> _What needs to be done_:
Review the listing and copy each line that holds the word "problem".

> _Material supplied_:
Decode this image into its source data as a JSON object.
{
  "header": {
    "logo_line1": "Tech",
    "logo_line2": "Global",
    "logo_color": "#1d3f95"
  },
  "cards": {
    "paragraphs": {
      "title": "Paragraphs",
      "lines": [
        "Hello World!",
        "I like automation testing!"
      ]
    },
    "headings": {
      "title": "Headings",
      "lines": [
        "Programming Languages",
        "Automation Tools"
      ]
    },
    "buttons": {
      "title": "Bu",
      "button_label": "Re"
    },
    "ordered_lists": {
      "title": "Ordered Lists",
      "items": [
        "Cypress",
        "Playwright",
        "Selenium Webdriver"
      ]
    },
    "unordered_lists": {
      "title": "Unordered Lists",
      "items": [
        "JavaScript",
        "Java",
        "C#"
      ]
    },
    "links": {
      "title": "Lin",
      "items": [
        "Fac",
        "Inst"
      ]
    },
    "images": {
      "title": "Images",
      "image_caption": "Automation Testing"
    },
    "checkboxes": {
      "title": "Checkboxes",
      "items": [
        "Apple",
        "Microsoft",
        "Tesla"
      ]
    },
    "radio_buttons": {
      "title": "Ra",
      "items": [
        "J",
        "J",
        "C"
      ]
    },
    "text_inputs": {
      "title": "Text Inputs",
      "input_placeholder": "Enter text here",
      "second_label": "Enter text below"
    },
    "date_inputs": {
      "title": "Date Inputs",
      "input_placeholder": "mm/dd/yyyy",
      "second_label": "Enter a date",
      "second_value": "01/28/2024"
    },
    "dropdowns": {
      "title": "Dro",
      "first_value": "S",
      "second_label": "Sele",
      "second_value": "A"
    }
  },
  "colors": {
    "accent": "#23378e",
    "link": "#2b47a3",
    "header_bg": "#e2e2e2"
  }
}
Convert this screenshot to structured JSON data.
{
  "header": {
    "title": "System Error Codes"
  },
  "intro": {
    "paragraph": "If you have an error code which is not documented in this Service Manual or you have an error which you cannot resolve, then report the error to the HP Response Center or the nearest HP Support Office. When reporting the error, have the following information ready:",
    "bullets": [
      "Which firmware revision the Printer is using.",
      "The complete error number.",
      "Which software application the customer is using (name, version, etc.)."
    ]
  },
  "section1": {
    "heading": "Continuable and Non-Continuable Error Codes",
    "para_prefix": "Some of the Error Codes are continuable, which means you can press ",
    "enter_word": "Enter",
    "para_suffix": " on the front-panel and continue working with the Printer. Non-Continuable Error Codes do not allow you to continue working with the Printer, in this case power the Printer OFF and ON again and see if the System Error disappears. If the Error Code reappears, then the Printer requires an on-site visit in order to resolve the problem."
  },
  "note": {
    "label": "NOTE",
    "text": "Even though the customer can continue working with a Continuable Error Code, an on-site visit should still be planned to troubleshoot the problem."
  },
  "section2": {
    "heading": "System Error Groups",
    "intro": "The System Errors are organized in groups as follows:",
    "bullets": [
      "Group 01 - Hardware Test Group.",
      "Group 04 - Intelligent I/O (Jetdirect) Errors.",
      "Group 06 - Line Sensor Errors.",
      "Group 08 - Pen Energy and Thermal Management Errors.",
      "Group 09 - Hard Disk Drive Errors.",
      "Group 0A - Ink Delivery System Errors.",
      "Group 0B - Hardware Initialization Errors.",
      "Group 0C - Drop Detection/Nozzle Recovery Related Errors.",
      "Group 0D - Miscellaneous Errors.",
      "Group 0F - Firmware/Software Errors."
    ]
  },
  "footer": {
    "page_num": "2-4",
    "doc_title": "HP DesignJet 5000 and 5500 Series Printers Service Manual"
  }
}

> _Result of this exercise_:
    "para_suffix": " on the front-panel and continue working with the Printer. Non-Continuable Error Codes do not allow you to continue working with the Printer, in this case power the Printer OFF and ON again and see if the System Error disappears. If the Error Code reappears, then the Printer requires an on-site visit in order to resolve the problem."
    "text": "Even though the customer can continue working with a Continuable Error Code, an on-site visit should still be planned to troubleshoot the problem."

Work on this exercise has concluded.